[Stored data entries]
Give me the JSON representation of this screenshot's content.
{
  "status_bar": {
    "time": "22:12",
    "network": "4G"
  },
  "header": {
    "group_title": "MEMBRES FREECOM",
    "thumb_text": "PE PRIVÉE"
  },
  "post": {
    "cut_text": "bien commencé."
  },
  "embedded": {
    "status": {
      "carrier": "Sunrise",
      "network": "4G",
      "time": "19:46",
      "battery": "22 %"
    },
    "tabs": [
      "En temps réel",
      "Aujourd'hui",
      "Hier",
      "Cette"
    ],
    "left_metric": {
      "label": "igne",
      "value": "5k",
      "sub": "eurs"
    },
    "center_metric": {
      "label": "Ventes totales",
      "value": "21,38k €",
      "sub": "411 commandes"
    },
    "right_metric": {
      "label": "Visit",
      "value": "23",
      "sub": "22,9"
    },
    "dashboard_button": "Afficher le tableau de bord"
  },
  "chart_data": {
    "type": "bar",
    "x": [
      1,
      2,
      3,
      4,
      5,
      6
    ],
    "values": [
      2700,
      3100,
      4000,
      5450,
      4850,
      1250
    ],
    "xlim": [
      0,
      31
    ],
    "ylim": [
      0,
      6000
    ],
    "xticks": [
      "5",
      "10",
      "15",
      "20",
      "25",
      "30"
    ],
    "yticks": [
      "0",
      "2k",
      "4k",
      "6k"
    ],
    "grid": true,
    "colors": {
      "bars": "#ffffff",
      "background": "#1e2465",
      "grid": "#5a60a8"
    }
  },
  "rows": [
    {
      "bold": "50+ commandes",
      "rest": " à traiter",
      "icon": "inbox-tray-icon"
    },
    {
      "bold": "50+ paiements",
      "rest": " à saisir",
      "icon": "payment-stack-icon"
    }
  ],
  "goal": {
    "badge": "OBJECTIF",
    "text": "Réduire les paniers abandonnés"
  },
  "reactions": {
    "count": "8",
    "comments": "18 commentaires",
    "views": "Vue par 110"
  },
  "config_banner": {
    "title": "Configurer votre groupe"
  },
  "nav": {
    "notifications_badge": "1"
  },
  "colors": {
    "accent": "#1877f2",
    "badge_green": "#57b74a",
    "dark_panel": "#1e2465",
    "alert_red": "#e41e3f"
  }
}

What the task requires: In the entries above, find every line with the word "bold" and list it.

Result of the task:
      "bold": "50+ commandes",
      "bold": "50+ paiements",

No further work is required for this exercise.